> [REQUIRED TASK]
Copy every line of the data that includes the string "save".

· · · · ·

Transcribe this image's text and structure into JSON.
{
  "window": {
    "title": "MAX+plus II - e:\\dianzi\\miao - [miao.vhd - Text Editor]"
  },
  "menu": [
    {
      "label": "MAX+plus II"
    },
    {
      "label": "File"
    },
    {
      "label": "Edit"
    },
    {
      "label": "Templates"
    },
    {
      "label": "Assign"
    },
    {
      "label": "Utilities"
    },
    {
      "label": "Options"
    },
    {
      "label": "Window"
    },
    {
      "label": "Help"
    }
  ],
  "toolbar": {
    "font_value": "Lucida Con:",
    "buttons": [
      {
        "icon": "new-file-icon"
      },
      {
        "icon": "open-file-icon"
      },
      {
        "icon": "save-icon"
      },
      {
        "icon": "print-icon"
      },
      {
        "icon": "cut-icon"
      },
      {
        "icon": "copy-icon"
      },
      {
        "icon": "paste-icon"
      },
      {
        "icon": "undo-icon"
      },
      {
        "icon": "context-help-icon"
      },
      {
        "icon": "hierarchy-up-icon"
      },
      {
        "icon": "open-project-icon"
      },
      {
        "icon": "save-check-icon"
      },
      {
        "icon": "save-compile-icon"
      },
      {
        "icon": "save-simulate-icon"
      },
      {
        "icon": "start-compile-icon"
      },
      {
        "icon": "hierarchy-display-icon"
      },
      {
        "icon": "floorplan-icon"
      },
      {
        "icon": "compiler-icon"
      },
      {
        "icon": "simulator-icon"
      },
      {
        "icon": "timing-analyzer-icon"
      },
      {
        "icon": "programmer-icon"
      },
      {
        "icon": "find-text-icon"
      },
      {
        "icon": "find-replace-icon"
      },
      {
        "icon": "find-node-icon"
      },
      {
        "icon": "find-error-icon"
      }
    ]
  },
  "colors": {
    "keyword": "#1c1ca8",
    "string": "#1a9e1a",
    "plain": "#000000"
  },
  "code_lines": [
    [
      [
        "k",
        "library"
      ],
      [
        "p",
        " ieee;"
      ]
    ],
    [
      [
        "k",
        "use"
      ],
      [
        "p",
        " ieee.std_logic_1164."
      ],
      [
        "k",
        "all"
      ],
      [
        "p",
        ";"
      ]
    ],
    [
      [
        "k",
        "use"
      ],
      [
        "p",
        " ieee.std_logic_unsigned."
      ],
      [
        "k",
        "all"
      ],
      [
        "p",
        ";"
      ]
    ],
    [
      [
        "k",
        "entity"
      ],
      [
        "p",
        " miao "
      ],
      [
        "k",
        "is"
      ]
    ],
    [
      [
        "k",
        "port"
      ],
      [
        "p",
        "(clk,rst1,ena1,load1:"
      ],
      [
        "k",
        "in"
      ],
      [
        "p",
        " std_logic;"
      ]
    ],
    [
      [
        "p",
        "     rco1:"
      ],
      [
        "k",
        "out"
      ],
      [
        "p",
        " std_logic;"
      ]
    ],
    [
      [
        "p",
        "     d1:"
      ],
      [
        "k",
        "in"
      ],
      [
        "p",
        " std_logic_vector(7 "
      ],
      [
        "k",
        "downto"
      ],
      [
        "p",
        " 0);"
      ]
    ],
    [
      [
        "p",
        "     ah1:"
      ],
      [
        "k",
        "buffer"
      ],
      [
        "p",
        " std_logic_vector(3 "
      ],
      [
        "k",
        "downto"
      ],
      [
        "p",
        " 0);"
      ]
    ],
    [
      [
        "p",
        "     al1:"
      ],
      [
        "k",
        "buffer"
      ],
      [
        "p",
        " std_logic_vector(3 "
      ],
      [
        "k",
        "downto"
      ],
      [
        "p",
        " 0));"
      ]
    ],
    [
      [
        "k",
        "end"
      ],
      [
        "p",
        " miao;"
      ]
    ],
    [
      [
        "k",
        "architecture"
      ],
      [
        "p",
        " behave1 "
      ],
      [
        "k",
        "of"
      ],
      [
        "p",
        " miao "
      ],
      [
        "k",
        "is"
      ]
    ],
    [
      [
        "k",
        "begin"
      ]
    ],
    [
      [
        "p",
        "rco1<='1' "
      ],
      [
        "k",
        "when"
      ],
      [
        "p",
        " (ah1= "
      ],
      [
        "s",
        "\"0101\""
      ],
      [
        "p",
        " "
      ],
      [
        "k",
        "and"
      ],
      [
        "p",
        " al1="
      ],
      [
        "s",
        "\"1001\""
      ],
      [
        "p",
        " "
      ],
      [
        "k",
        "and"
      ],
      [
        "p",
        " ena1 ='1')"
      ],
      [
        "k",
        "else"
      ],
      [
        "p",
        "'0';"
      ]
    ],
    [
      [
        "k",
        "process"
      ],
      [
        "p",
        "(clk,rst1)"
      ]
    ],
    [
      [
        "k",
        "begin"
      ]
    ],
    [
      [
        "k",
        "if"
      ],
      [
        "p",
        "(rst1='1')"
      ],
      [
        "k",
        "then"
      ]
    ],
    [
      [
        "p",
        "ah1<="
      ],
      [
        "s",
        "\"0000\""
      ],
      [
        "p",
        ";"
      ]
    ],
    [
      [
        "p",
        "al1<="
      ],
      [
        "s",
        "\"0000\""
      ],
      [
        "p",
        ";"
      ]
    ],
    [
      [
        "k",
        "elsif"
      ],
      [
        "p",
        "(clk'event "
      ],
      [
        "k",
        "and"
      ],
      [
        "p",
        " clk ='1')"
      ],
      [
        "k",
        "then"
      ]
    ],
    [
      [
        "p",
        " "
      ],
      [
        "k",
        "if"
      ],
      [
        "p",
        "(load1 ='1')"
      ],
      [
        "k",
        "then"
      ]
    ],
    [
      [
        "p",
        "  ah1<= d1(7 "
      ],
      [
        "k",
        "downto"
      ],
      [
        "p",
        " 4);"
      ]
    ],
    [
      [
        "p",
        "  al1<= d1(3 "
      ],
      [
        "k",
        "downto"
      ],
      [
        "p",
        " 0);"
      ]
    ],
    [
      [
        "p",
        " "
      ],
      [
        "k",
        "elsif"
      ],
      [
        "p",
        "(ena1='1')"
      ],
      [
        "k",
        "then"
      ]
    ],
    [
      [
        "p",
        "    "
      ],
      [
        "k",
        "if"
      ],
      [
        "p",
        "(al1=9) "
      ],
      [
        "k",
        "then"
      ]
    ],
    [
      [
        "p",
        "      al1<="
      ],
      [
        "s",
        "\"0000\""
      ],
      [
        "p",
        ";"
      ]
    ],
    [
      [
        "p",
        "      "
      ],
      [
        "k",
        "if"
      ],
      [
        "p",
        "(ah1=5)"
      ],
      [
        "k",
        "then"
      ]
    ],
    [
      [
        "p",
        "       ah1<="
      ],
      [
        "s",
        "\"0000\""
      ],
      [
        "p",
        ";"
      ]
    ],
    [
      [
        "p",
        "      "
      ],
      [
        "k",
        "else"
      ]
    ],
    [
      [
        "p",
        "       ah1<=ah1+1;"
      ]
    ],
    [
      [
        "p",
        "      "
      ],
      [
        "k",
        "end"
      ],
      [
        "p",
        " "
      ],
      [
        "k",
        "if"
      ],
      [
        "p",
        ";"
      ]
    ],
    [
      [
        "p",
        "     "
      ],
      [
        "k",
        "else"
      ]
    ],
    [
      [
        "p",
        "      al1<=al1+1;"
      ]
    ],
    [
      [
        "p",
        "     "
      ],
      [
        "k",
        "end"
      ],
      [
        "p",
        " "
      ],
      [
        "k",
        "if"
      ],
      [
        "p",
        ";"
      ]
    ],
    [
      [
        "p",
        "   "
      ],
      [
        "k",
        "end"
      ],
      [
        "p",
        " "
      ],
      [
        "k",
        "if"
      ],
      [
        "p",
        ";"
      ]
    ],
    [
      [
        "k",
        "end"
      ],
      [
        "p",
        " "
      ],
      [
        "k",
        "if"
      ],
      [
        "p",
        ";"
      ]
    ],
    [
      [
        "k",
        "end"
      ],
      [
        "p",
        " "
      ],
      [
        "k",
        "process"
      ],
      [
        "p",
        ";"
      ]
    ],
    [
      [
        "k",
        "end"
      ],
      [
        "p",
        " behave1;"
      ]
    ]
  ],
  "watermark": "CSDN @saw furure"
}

· · · · ·

> [RESULT OF THIS TASK]
        "icon": "save-icon"
        "icon": "save-check-icon"
        "icon": "save-compile-icon"
        "icon": "save-simulate-icon"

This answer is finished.